TASK – Looking through the listing, how many of its lines hold the word "page"? Answer with only the number.

=======

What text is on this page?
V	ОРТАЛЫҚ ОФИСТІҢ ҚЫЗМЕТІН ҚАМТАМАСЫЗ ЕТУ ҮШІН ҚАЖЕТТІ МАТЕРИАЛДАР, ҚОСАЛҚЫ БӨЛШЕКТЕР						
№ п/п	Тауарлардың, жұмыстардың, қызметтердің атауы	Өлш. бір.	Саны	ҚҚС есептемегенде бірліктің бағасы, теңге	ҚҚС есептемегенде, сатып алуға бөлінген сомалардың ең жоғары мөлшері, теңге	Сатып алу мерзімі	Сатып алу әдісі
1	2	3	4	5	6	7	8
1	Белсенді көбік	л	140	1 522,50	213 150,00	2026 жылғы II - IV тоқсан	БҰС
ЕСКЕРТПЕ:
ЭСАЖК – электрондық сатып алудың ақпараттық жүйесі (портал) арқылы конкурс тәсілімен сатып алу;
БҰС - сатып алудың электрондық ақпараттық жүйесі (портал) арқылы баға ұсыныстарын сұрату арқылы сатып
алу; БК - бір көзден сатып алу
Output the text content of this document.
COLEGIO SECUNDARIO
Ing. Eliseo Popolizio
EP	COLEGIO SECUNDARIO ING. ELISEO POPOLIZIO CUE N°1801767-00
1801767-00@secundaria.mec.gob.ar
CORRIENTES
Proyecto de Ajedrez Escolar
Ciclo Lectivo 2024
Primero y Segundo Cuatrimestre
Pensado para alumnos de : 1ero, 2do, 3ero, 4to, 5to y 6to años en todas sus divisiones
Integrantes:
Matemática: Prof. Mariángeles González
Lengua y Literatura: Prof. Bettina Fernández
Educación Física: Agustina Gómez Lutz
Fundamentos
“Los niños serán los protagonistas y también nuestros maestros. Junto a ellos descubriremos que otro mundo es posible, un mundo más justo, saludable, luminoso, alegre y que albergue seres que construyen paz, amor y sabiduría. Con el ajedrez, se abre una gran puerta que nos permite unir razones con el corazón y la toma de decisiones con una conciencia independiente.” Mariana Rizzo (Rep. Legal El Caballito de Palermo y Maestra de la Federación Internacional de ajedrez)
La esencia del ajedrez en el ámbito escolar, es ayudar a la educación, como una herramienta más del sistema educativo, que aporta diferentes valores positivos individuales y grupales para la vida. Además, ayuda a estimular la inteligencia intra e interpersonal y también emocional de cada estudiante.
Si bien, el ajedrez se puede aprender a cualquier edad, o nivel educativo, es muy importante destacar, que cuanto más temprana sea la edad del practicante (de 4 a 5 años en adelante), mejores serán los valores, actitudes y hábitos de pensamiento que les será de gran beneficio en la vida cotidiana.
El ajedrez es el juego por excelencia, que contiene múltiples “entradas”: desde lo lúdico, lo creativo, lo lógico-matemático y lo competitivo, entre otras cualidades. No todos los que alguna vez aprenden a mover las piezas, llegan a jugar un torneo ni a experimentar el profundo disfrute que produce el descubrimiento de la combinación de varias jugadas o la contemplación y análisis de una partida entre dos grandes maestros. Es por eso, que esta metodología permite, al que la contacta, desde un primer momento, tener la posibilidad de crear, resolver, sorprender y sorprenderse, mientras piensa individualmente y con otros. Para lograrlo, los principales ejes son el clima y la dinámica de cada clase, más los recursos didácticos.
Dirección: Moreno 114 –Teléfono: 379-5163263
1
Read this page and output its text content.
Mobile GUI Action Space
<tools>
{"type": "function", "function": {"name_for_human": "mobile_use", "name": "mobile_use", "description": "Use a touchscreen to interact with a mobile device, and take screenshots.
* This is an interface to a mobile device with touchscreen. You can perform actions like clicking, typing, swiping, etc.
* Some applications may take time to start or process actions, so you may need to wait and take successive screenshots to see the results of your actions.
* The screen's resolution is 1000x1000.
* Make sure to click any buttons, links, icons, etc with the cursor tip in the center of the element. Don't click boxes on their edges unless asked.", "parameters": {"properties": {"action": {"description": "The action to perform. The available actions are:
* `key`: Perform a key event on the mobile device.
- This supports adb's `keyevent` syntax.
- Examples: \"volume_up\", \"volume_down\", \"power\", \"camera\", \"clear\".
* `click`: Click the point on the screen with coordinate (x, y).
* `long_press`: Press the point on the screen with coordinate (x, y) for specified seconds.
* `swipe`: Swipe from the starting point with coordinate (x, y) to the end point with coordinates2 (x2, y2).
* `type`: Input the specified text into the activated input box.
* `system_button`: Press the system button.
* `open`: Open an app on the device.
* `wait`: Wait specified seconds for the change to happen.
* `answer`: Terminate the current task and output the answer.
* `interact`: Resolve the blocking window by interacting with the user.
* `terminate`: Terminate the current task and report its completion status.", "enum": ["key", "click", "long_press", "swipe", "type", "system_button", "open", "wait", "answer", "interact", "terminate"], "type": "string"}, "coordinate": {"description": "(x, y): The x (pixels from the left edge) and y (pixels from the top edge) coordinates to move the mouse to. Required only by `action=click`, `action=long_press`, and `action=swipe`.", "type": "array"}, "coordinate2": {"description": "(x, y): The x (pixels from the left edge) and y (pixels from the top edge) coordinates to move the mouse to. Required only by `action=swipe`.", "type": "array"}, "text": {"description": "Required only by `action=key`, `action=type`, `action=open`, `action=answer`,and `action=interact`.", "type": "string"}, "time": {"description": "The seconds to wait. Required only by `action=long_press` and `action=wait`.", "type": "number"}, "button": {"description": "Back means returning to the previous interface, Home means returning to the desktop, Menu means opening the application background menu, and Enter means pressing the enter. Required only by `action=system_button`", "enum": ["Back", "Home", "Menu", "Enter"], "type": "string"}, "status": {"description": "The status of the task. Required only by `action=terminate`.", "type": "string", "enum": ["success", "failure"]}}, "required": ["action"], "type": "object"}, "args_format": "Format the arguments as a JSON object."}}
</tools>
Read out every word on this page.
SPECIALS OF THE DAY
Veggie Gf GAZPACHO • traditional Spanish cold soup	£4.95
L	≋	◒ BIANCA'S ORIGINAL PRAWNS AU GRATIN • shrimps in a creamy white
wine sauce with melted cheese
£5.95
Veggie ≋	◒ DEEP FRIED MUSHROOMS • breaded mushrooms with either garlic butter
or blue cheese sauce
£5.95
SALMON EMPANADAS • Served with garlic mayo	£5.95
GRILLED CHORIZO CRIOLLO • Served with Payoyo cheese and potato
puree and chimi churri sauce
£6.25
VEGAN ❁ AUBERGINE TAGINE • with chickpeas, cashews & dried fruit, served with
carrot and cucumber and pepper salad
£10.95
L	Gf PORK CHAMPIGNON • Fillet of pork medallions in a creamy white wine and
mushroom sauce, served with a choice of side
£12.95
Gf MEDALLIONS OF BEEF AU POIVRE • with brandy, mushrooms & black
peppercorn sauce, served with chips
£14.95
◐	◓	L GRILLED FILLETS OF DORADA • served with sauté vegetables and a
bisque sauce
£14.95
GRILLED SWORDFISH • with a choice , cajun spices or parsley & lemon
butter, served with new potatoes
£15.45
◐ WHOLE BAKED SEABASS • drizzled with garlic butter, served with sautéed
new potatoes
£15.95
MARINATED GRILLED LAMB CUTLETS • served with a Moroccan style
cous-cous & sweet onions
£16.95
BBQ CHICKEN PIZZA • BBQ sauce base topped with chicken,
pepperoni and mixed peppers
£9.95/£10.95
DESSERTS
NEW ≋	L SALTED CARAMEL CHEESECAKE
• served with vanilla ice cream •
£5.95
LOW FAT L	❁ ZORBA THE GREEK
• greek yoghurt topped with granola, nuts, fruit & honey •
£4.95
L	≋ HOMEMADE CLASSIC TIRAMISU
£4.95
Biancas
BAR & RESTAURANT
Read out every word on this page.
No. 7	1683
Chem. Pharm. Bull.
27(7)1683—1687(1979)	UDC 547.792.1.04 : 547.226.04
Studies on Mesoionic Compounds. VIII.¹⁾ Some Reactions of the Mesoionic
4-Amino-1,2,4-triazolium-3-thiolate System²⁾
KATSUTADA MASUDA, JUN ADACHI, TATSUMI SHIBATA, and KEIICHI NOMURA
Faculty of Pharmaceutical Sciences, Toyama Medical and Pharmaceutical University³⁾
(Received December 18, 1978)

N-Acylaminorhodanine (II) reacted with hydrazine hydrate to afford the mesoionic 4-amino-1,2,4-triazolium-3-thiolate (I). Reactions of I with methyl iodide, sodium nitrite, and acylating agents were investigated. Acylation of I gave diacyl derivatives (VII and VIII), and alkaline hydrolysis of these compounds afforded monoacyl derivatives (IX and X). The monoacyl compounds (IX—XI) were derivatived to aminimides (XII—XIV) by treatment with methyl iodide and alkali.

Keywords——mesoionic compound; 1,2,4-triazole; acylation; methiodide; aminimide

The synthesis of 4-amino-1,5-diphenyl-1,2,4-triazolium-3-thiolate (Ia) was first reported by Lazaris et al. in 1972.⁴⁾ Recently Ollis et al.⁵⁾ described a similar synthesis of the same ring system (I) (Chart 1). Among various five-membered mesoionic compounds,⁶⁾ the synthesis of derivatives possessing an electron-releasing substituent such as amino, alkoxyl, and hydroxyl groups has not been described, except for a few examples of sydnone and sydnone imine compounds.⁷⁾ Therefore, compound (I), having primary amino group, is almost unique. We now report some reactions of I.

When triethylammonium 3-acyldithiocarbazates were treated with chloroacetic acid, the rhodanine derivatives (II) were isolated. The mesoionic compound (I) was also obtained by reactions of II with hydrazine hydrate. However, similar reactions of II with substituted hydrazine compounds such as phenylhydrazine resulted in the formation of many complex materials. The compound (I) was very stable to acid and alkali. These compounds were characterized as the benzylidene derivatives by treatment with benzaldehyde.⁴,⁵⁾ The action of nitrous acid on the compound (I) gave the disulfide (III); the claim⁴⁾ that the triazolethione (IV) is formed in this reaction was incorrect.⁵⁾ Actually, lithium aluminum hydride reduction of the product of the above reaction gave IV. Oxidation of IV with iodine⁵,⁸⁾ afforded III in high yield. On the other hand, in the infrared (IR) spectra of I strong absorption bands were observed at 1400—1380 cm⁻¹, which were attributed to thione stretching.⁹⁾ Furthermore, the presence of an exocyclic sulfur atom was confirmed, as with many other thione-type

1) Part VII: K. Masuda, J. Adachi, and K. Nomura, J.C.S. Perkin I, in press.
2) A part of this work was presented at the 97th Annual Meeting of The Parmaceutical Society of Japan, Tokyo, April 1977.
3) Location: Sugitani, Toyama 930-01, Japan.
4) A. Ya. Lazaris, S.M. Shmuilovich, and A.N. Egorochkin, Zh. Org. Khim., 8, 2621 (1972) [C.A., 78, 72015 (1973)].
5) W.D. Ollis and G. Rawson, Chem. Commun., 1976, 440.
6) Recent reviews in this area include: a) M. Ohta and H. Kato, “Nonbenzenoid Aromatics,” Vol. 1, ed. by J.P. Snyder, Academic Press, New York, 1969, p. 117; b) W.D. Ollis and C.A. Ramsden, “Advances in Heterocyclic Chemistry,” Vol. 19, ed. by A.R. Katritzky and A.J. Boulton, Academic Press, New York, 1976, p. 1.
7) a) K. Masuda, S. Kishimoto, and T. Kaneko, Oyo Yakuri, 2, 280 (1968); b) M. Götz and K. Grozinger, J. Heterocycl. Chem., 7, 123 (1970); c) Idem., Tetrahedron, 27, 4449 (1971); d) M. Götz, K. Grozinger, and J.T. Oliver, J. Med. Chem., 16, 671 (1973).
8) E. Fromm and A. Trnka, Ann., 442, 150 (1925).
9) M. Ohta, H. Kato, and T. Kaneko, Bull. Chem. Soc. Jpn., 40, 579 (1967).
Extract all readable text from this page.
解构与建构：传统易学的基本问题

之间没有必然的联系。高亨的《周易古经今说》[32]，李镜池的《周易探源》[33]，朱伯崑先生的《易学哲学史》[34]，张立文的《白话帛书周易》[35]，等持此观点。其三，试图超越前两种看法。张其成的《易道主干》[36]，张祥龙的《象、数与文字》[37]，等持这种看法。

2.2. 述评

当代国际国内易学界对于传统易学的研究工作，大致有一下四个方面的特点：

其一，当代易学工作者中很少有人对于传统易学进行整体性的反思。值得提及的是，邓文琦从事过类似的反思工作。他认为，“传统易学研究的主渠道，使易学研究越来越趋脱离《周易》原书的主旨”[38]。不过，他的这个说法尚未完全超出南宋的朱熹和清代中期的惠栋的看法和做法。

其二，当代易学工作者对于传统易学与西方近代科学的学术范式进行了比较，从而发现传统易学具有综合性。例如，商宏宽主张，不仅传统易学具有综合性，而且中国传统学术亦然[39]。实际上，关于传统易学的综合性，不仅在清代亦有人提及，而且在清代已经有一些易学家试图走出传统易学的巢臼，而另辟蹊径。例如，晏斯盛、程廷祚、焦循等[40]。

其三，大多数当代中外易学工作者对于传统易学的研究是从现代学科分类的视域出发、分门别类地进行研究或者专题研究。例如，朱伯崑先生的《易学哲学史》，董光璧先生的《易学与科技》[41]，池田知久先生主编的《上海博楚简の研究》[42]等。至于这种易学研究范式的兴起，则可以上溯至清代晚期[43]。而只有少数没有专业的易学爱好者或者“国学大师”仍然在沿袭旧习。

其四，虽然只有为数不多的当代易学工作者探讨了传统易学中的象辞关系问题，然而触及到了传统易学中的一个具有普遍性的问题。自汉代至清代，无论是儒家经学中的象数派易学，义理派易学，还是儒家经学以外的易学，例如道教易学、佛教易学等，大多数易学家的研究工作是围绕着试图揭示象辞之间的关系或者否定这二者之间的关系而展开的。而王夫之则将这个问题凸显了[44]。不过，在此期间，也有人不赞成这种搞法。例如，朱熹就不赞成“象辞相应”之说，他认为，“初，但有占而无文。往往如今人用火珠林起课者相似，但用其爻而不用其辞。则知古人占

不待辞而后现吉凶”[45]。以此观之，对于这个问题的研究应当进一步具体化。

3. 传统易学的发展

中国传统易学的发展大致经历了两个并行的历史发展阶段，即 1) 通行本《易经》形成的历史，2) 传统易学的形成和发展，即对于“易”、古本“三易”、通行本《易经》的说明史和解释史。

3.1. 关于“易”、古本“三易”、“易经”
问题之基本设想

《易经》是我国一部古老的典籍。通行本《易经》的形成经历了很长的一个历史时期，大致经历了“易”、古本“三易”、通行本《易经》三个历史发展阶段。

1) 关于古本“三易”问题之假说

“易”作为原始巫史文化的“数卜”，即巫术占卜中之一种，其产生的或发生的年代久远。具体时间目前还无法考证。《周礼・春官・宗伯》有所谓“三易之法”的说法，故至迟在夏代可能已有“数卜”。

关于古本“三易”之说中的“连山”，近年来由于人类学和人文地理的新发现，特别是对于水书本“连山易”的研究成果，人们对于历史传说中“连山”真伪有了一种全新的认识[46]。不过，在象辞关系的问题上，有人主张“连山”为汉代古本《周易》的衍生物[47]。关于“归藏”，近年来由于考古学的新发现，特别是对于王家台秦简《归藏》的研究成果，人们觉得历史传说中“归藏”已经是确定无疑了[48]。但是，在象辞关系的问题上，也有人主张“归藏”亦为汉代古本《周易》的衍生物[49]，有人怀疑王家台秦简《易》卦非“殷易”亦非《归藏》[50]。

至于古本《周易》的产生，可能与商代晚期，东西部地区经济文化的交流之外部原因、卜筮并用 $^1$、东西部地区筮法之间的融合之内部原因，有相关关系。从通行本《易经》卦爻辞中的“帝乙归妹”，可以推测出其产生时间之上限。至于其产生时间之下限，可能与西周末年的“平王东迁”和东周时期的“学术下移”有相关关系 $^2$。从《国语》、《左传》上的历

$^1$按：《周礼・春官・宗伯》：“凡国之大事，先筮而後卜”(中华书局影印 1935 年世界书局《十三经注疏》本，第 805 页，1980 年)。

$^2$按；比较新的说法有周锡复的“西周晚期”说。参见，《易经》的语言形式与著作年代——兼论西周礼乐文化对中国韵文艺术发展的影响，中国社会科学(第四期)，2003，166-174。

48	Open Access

=======

ANSWER BELOW – 5